Start of STUDY TEXT

Section 609.266-2691 of the Minnesota Code is an example of the modern (adopted 1986) feticide statute. This statute was reviewed in State v. Merrill, 450 N.W.2d 318 (1990).
Similarly, California amended it's Penal Law §187 in the wake of the Keeler decision, above. This statue was held by the California Supreme Court (6-1, Mosk dissenting) to apply from seven weeks gestation on in People v. Davis, 872 P.2d 591 (Cal. 1994).
Both these statutes make killing a fetus (or an embryo in the case of §609) murder with life imprisonment as a penalty. Minnesota's statute is perhaps the most remarkable in term's of its comprehensiveness, applying from conception and having gradations for degrees of murder, manslaughter, and assault.
Some states, by court decision, have come to a conclusion opposite that of Keeler, above. The Supreme Court of Massachusetts (4-3) in Commonwealth v. Cass, 392 Mass. 799, 467 N.E.2d 1324, (1984); the South Carolina Supreme Court (5-0) in State v. Horne, 319 S.E.2d 703 (S.C. 1984); and Oklahoma's Court of Criminal Appeals (7-0) in Hughes v. State, 868 P.2d 730 (Okl.Cr. 1994), all held that generally-worded homicide statutes applied to viable fetuses. Massachusetts even left the open the possibility for non-viable fetuses as well. After Cass in 1984, the Massachusetts Supreme Court (5-0), went on to contradict Keeler even more directly by holding that a viable fetus was a "human being" for the purposes of common law murder in Commonwealth v. Lawrence, 404 Mass. 378, 536 N.E.2d 571 (1989).
[This annotation offers a particularly thorough survey and analysis of the state of feticide law in the U.S. (i.e., in cases where it is considered a species of homicide)]
Still other states, like New York, have no such laws. However, sometimes there is an overlap between criminal abortion statutes and feticide--so in New York, for example, if a miscarriage is intentionally caused against a woman's will, it might be a criminal abortion under the state's Penal Law Art. 125 since the act would fail to meet the exceptions in that law for elective or therapeutic abortions.

End of STUDY TEXT
Start of RECORDED DATA

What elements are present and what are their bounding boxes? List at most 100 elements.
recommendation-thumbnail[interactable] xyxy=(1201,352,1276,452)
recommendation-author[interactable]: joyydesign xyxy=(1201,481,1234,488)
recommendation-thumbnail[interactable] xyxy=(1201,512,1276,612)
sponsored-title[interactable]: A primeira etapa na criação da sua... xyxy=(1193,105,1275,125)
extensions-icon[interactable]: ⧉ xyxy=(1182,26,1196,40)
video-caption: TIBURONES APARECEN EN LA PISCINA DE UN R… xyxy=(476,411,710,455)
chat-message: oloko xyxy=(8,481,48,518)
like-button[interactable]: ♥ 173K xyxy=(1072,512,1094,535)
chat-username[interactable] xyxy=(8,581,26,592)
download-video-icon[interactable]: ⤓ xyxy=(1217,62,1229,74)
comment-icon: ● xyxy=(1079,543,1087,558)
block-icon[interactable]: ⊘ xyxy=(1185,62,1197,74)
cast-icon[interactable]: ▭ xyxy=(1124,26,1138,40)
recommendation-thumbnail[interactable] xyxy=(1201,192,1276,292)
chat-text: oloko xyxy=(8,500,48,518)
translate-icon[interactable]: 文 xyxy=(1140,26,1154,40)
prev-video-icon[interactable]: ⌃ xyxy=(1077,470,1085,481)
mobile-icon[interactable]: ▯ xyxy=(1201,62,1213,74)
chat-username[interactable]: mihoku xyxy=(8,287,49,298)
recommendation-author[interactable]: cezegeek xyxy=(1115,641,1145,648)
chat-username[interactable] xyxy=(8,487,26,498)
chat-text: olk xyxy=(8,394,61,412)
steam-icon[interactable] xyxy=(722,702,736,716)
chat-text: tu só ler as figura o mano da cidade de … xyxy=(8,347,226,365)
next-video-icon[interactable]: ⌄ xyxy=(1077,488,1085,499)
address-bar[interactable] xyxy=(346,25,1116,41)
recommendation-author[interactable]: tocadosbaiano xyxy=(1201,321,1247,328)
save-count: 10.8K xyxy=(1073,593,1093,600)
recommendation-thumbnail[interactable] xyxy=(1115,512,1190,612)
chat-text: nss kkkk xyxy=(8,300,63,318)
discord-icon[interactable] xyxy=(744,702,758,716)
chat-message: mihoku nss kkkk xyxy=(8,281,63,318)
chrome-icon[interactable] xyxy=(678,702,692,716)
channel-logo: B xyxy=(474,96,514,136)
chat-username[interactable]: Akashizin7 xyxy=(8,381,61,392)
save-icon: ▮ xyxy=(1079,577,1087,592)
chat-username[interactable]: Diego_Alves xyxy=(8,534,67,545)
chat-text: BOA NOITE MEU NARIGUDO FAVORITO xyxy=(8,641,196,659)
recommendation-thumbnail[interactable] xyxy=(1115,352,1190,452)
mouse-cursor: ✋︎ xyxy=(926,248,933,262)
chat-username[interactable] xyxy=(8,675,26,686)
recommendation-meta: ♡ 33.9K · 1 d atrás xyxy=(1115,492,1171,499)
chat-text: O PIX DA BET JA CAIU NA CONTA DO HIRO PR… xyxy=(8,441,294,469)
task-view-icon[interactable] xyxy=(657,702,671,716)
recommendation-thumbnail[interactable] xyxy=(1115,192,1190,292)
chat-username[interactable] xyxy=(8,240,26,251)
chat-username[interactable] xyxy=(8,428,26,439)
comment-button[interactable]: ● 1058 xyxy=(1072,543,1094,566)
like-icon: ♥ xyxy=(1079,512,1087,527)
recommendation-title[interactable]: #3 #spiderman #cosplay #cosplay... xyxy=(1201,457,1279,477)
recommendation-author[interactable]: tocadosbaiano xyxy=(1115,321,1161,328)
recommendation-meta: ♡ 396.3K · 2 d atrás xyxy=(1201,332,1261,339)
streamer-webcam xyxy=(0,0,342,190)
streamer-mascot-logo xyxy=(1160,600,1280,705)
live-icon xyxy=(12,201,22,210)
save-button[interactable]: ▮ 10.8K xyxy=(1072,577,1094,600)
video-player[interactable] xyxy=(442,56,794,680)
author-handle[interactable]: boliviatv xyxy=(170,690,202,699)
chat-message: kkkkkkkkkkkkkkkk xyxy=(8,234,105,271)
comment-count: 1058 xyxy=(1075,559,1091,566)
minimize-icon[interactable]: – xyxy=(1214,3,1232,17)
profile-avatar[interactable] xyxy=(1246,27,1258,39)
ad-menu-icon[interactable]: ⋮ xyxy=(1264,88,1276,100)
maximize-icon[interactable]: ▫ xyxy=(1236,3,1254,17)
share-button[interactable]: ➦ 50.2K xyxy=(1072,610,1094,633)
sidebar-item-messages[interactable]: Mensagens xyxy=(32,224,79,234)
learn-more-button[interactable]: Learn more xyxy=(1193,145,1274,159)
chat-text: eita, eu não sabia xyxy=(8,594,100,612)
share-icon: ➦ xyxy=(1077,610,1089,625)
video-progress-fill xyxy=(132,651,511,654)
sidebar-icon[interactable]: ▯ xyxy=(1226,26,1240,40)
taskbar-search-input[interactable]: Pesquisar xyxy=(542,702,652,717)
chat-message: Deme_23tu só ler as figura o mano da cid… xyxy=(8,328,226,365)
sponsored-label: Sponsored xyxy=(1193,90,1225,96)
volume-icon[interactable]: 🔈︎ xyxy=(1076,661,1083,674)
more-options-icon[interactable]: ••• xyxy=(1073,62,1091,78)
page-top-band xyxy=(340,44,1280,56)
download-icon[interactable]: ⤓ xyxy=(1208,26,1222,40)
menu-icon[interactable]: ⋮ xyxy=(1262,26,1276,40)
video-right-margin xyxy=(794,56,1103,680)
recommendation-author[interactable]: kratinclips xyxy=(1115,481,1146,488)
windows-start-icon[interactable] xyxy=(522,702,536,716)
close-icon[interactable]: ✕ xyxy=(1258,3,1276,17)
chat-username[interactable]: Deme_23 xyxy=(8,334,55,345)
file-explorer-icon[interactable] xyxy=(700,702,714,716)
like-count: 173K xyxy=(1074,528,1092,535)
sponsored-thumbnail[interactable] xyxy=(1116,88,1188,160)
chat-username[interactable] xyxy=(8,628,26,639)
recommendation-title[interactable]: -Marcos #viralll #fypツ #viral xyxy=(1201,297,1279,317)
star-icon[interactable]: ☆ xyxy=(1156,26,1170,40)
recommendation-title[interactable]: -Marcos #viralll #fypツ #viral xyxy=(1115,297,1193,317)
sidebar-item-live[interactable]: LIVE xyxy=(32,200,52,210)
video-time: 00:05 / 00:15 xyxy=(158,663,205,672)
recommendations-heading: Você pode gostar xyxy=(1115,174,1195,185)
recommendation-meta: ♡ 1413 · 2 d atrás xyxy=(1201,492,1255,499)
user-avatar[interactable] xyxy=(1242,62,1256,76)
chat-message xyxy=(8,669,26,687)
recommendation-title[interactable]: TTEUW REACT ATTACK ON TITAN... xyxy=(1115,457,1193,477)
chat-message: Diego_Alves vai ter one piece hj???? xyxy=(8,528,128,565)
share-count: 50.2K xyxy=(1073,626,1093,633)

End of RECORDED DATA

▸ TASKS
a. From the passage on feticide law, list every court case that is given with a full reporter citation, naming each case as the passage does.
b. Write what comes next in the passage on feticide law, picking up after its final sentence about New York.
These records are separate material and are not part of the passage on feticide law.

▸ SOLVED PROBLEMS
a.
State v. Merrill
People v. Davis
Commonwealth v. Cass
State v. Horne
Hughes v. State
Commonwealth v. Lawrence

b.
A new twist on the feticide concept has now brought the issue full circle. In Whitner v. State, No. 2446 (S.C. Oct 27,1997) the Supreme Court of South Carolina held that a viable fetus was a "person" for the purposes of the state's child neglect statute. In doing so, the court upheld a woman's conviction for criminal child neglect for ingesting crack cocaine while pregnant in her third term, thus causing her child to be born with cocaine products in its system. This blurs the tidy distinction between maternal-authorized actions and non-maternal-authorized actions. The result is a new series of questions about the nature and extent of society's interest in fetal life. However, a pragmatic appraisal would suggest that maternal acts that represent a "reproductive choice" will be protected by the abortion right of Roe and Casey, but maternal acts that harm a fetus that she nonetheless intends to carry to term might be punished in the name of society's prospective interest in the health of the child to be born. Inasmuch as this is applied to a viable fetus, the distinction seems quite workable, since the state can proscribe elective abortions anyway. But what about a fetus at 18 weeks? Say a mother of such a fetus, who could legally abort, but was still intent on bearing the child, were to knowingly ingest drugs that cause severe harm to her child who is later born. Could she be punished? If so, should the government be able to stop her from taking the drug in the first place? What if she decides to have the abortion in an attempt to avoid criminal liability--is what she did before still a crime? Or would the child need to be born deformed first? Can the woman somehow "un-commit" the crime by having a legal abortion? Or does the damage that society fears have to actually be realized before there is a crime? What if she has the child, but it is healthy? Did she "endanger" the child nonetheless? What about so-called "anticipatory offenses" like "attempted" endangerment?
Obviously, this is going to produce some very interesting law in the not-too-distant future.